Direction — List each line of the data in which the string "would" appears.

Dataset excerpt
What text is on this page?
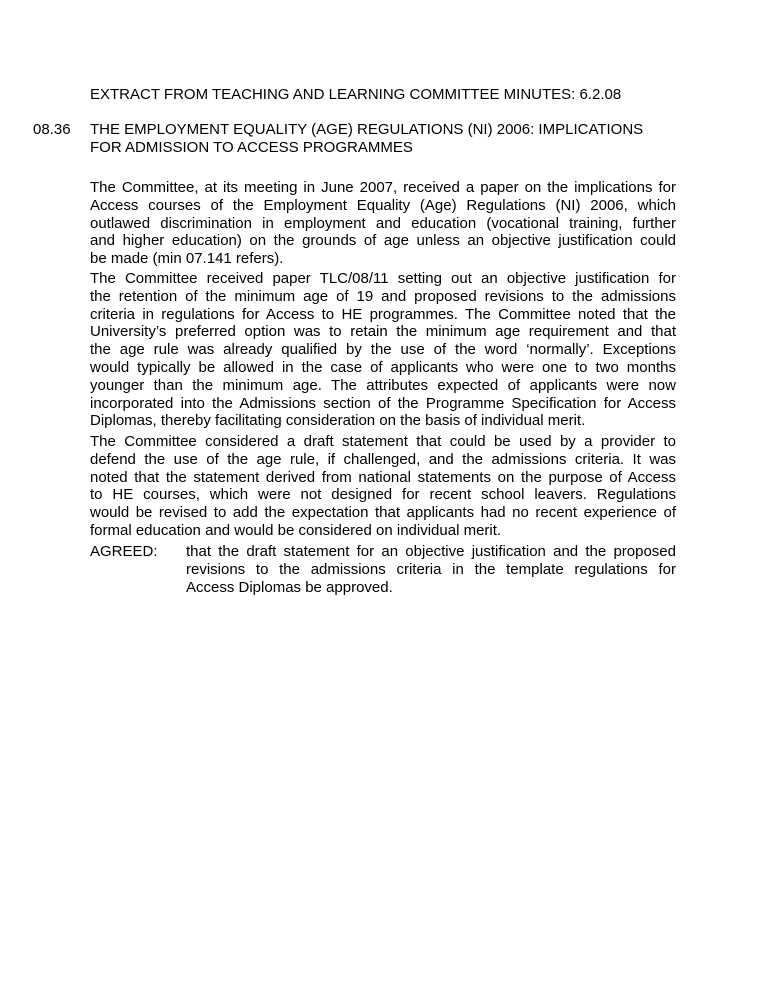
EXTRACT FROM TEACHING AND LEARNING COMMITTEE MINUTES: 6.2.08
08.36 THE EMPLOYMENT EQUALITY (AGE) REGULATIONS (NI) 2006: IMPLICATIONS
FOR ADMISSION TO ACCESS PROGRAMMES
The Committee, at its meeting in June 2007, received a paper on the implications for
Access courses of the Employment Equality (Age) Regulations (NI) 2006, which
outlawed discrimination in employment and education (vocational training, further
and higher education) on the grounds of age unless an objective justification could
be made (min 07.141 refers).
The Committee received paper TLC/08/11 setting out an objective justification for
the retention of the minimum age of 19 and proposed revisions to the admissions
criteria in regulations for Access to HE programmes. The Committee noted that the
University’s preferred option was to retain the minimum age requirement and that
the age rule was already qualified by the use of the word ‘normally’. Exceptions
would typically be allowed in the case of applicants who were one to two months
younger than the minimum age. The attributes expected of applicants were now
incorporated into the Admissions section of the Programme Specification for Access
Diplomas, thereby facilitating consideration on the basis of individual merit.
The Committee considered a draft statement that could be used by a provider to
defend the use of the age rule, if challenged, and the admissions criteria. It was
noted that the statement derived from national statements on the purpose of Access
to HE courses, which were not designed for recent school leavers. Regulations
would be revised to add the expectation that applicants had no recent experience of
formal education and would be considered on individual merit.
AGREED: that the draft statement for an objective justification and the proposed
revisions to the admissions criteria in the template regulations for
Access Diplomas be approved.
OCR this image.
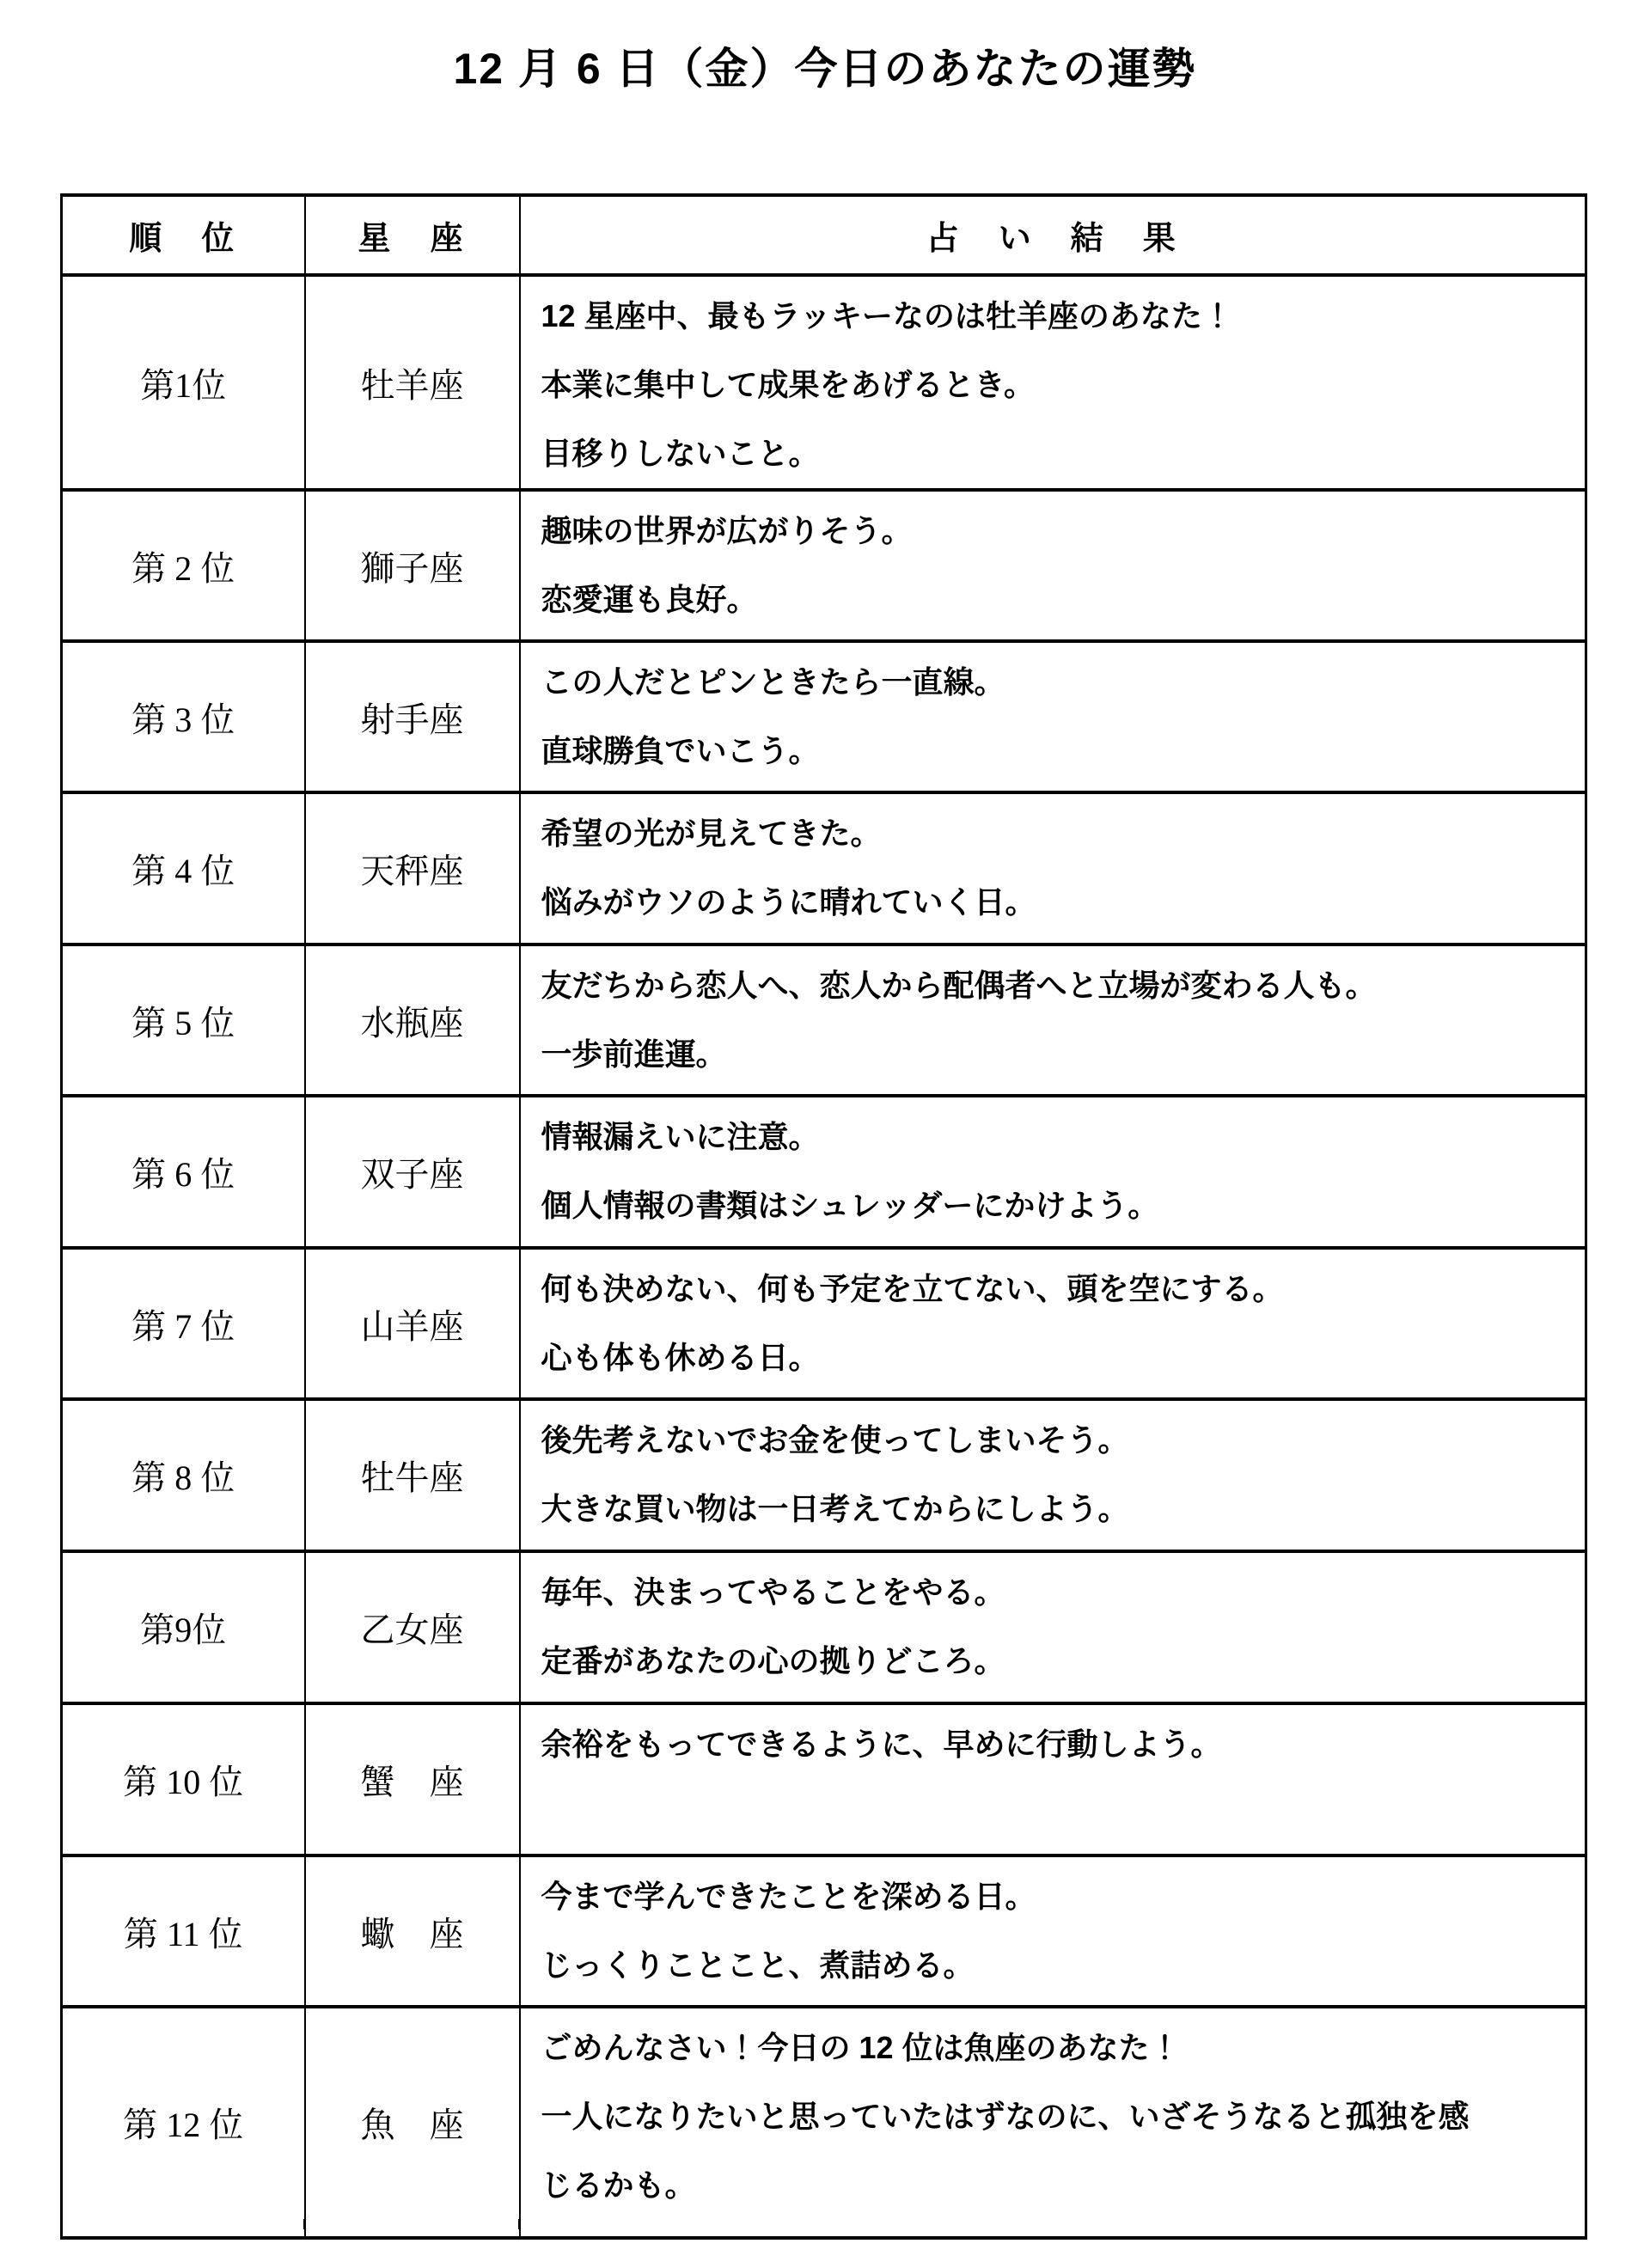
12 月 6 日（金）今日のあなたの運勢
順　位	星　座	占　い　結　果
第1位	牡羊座	12 星座中、最もラッキーなのは牡羊座のあなた！
本業に集中して成果をあげるとき。
目移りしないこと。

第 2 位	獅子座	趣味の世界が広がりそう。
恋愛運も良好。

第 3 位	射手座	この人だとピンときたら一直線。
直球勝負でいこう。

第 4 位	天秤座	希望の光が見えてきた。
悩みがウソのように晴れていく日。

第 5 位	水瓶座	友だちから恋人へ、恋人から配偶者へと立場が変わる人も。
一歩前進運。

第 6 位	双子座	情報漏えいに注意。
個人情報の書類はシュレッダーにかけよう。

第 7 位	山羊座	何も決めない、何も予定を立てない、頭を空にする。
心も体も休める日。

第 8 位	牡牛座	後先考えないでお金を使ってしまいそう。
大きな買い物は一日考えてからにしよう。

第9位	乙女座	毎年、決まってやることをやる。
定番があなたの心の拠りどころ。

第 10 位	蟹　座	余裕をもってできるように、早めに行動しよう。

第 11 位	蠍　座	今まで学んできたことを深める日。
じっくりことこと、煮詰める。

第 12 位	魚　座	ごめんなさい！今日の 12 位は魚座のあなた！
一人になりたいと思っていたはずなのに、いざそうなると孤独を感
じるかも。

Output of the exercise —
would typically be allowed in the case of applicants who were one to two months
would be revised to add the expectation that applicants had no recent experience of
formal education and would be considered on individual merit.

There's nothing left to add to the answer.